What you need to do: From the entries below, copy every line that holds the word "JSON".

(Data entries)
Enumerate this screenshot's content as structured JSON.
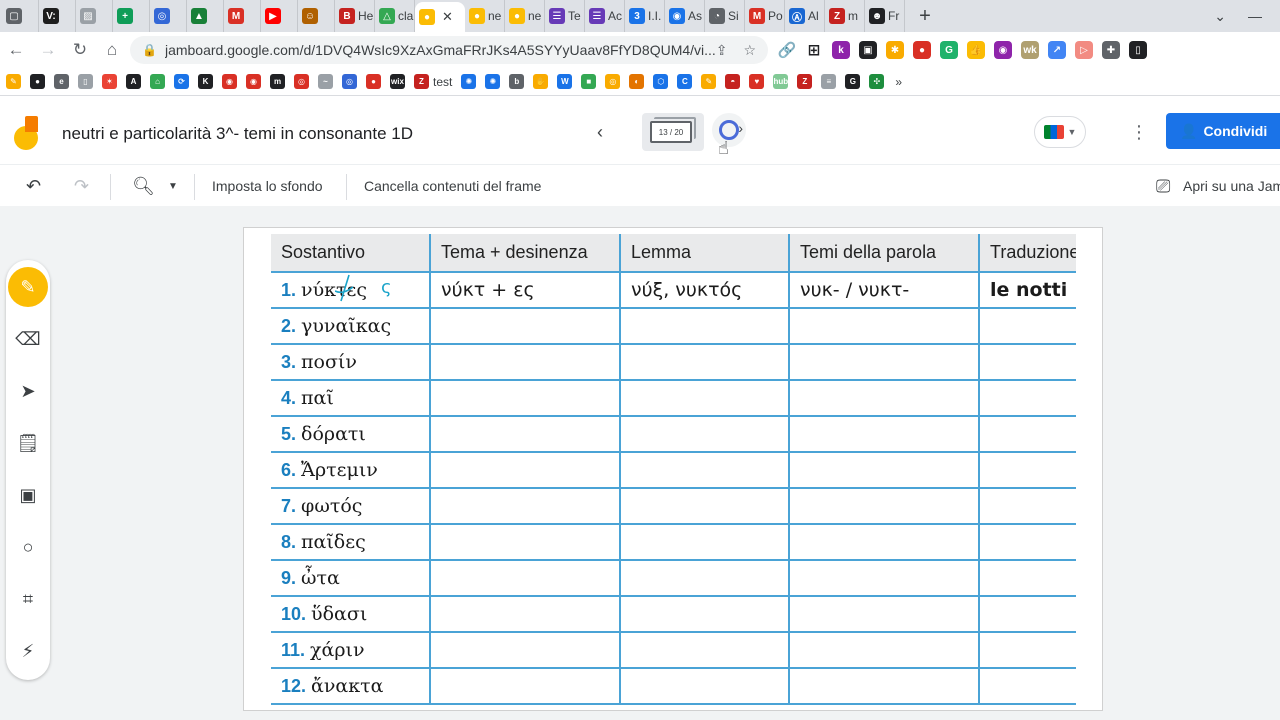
{
  "browser": {
    "tabs": [
      {
        "label": "",
        "color": "#5f6368",
        "glyph": "▢"
      },
      {
        "label": "",
        "color": "#1e1e1e",
        "glyph": "V:"
      },
      {
        "label": "",
        "color": "#9aa0a6",
        "glyph": "▨"
      },
      {
        "label": "",
        "color": "#0f9d58",
        "glyph": "+"
      },
      {
        "label": "",
        "color": "#3367d6",
        "glyph": "◎"
      },
      {
        "label": "",
        "color": "#188038",
        "glyph": "▲"
      },
      {
        "label": "",
        "color": "#d93025",
        "glyph": "M"
      },
      {
        "label": "",
        "color": "#ff0000",
        "glyph": "▶"
      },
      {
        "label": "",
        "color": "#b06000",
        "glyph": "☺"
      },
      {
        "label": "He",
        "color": "#c5221f",
        "glyph": "B"
      },
      {
        "label": "cla",
        "color": "#34a853",
        "glyph": "△"
      },
      {
        "label": "",
        "color": "#fbbc04",
        "glyph": "●",
        "active": true
      },
      {
        "label": "ne",
        "color": "#fbbc04",
        "glyph": "●"
      },
      {
        "label": "ne",
        "color": "#fbbc04",
        "glyph": "●"
      },
      {
        "label": "Te",
        "color": "#673ab7",
        "glyph": "☰"
      },
      {
        "label": "Ac",
        "color": "#673ab7",
        "glyph": "☰"
      },
      {
        "label": "I.I.",
        "color": "#1a73e8",
        "glyph": "3"
      },
      {
        "label": "As",
        "color": "#1a73e8",
        "glyph": "◉"
      },
      {
        "label": "Si",
        "color": "#5f6368",
        "glyph": "◔"
      },
      {
        "label": "Po",
        "color": "#d93025",
        "glyph": "M"
      },
      {
        "label": "Al",
        "color": "#1967d2",
        "glyph": "Ⓐ"
      },
      {
        "label": "m",
        "color": "#c5221f",
        "glyph": "Z"
      },
      {
        "label": "Fr",
        "color": "#202124",
        "glyph": "☻"
      }
    ],
    "new_tab": "+",
    "window_controls": [
      "⌄",
      "—"
    ],
    "url": "jamboard.google.com/d/1DVQ4WsIc9XzAxGmaFRrJKs4A5SYYyUaav8FfYD8QUM4/vi...",
    "extensions": [
      {
        "glyph": "k",
        "color": "#8e24aa"
      },
      {
        "glyph": "▣",
        "color": "#202124"
      },
      {
        "glyph": "✱",
        "color": "#f9ab00"
      },
      {
        "glyph": "●",
        "color": "#d93025"
      },
      {
        "glyph": "G",
        "color": "#1fb26b"
      },
      {
        "glyph": "👍",
        "color": "#fbbc04"
      },
      {
        "glyph": "◉",
        "color": "#8e24aa"
      },
      {
        "glyph": "wk",
        "color": "#b0a070"
      },
      {
        "glyph": "↗",
        "color": "#4285f4"
      },
      {
        "glyph": "▷",
        "color": "#f28b82"
      },
      {
        "glyph": "✚",
        "color": "#5f6368"
      },
      {
        "glyph": "▯",
        "color": "#202124"
      }
    ],
    "bookmarks": [
      {
        "glyph": "✎",
        "color": "#f9ab00"
      },
      {
        "glyph": "●",
        "color": "#202124"
      },
      {
        "glyph": "e",
        "color": "#5f6368"
      },
      {
        "glyph": "▯",
        "color": "#9aa0a6"
      },
      {
        "glyph": "✶",
        "color": "#ea4335"
      },
      {
        "glyph": "A",
        "color": "#202124"
      },
      {
        "glyph": "⌂",
        "color": "#34a853"
      },
      {
        "glyph": "⟳",
        "color": "#1a73e8"
      },
      {
        "glyph": "K",
        "color": "#202124"
      },
      {
        "glyph": "◉",
        "color": "#d93025"
      },
      {
        "glyph": "◉",
        "color": "#d93025"
      },
      {
        "glyph": "m",
        "color": "#202124"
      },
      {
        "glyph": "◎",
        "color": "#d93025"
      },
      {
        "glyph": "~",
        "color": "#9aa0a6"
      },
      {
        "glyph": "◎",
        "color": "#3367d6"
      },
      {
        "glyph": "●",
        "color": "#d93025"
      },
      {
        "glyph": "wix",
        "color": "#202124"
      },
      {
        "glyph": "Z",
        "color": "#c5221f",
        "label": "test"
      },
      {
        "glyph": "✺",
        "color": "#1a73e8"
      },
      {
        "glyph": "✺",
        "color": "#1a73e8"
      },
      {
        "glyph": "b",
        "color": "#5f6368"
      },
      {
        "glyph": "✋",
        "color": "#f9ab00"
      },
      {
        "glyph": "W",
        "color": "#1a73e8"
      },
      {
        "glyph": "■",
        "color": "#34a853"
      },
      {
        "glyph": "◎",
        "color": "#f9ab00"
      },
      {
        "glyph": "◐",
        "color": "#e37400"
      },
      {
        "glyph": "⬡",
        "color": "#1a73e8"
      },
      {
        "glyph": "C",
        "color": "#1a73e8"
      },
      {
        "glyph": "✎",
        "color": "#f9ab00"
      },
      {
        "glyph": "◓",
        "color": "#c5221f"
      },
      {
        "glyph": "♥",
        "color": "#d93025"
      },
      {
        "glyph": "hub",
        "color": "#81c995"
      },
      {
        "glyph": "Z",
        "color": "#c5221f"
      },
      {
        "glyph": "≡",
        "color": "#9aa0a6"
      },
      {
        "glyph": "G",
        "color": "#202124"
      },
      {
        "glyph": "✣",
        "color": "#1e8e3e"
      }
    ],
    "bookmarks_more": "»"
  },
  "jamboard": {
    "title": "neutri e particolarità 3^- temi in consonante 1D",
    "frame_counter": "13 / 20",
    "share_label": "Condividi",
    "toolbar": {
      "set_background": "Imposta lo sfondo",
      "clear_frame": "Cancella contenuti del frame",
      "open_on": "Apri su una Jam"
    }
  },
  "table": {
    "headers": [
      "Sostantivo",
      "Tema + desinenza",
      "Lemma",
      "Temi della parola",
      "Traduzione"
    ],
    "rows": [
      {
        "num": "1.",
        "word": "νύκτες",
        "tema": "νύκτ + ες",
        "lemma": "νύξ, νυκτός",
        "temi": "νυκ- / νυκτ-",
        "trad": "le notti"
      },
      {
        "num": "2.",
        "word": "γυναῖκας",
        "tema": "",
        "lemma": "",
        "temi": "",
        "trad": ""
      },
      {
        "num": "3.",
        "word": "ποσίν",
        "tema": "",
        "lemma": "",
        "temi": "",
        "trad": ""
      },
      {
        "num": "4.",
        "word": "παῖ",
        "tema": "",
        "lemma": "",
        "temi": "",
        "trad": ""
      },
      {
        "num": "5.",
        "word": "δόρατι",
        "tema": "",
        "lemma": "",
        "temi": "",
        "trad": ""
      },
      {
        "num": "6.",
        "word": "Ἄρτεμιν",
        "tema": "",
        "lemma": "",
        "temi": "",
        "trad": ""
      },
      {
        "num": "7.",
        "word": "φωτός",
        "tema": "",
        "lemma": "",
        "temi": "",
        "trad": ""
      },
      {
        "num": "8.",
        "word": "παῖδες",
        "tema": "",
        "lemma": "",
        "temi": "",
        "trad": ""
      },
      {
        "num": "9.",
        "word": "ὦτα",
        "tema": "",
        "lemma": "",
        "temi": "",
        "trad": ""
      },
      {
        "num": "10.",
        "word": "ὕδασι",
        "tema": "",
        "lemma": "",
        "temi": "",
        "trad": ""
      },
      {
        "num": "11.",
        "word": "χάριν",
        "tema": "",
        "lemma": "",
        "temi": "",
        "trad": ""
      },
      {
        "num": "12.",
        "word": "ἄνακτα",
        "tema": "",
        "lemma": "",
        "temi": "",
        "trad": ""
      }
    ],
    "row1_annotation": "ς"
  }
}
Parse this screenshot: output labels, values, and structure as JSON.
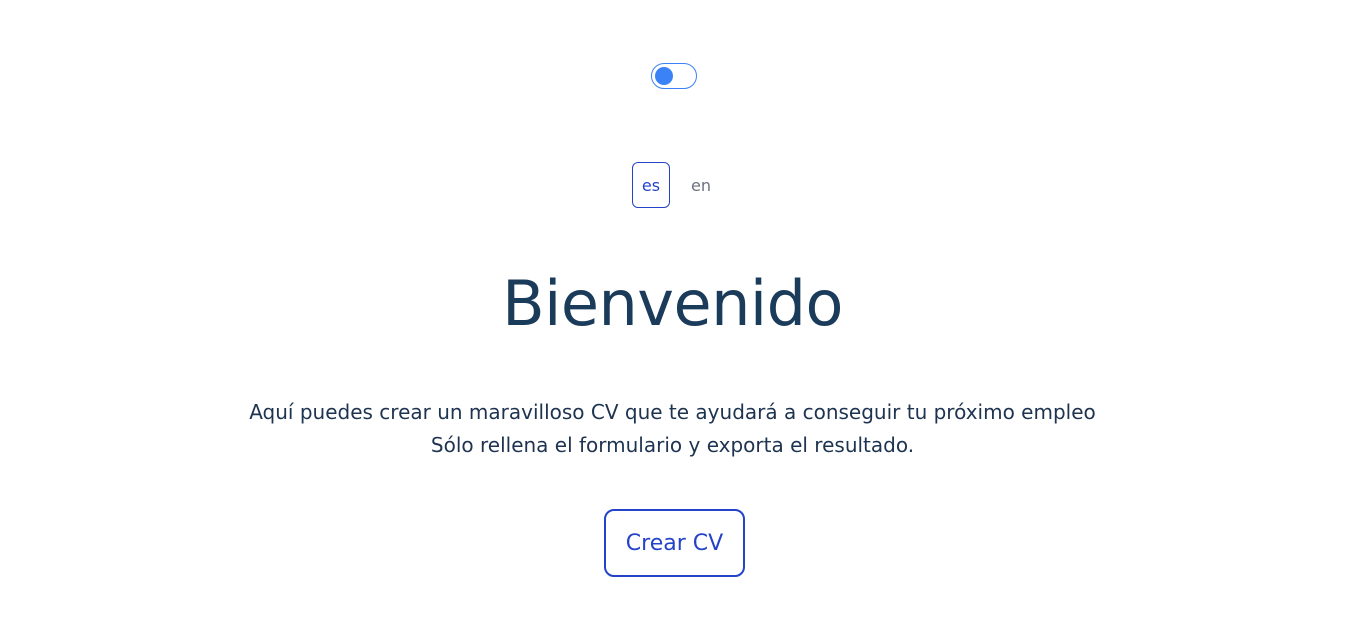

Written answer:
Enumerate this screenshot's content as structured JSON.
Parse this screenshot: output labels, values, and structure as JSON.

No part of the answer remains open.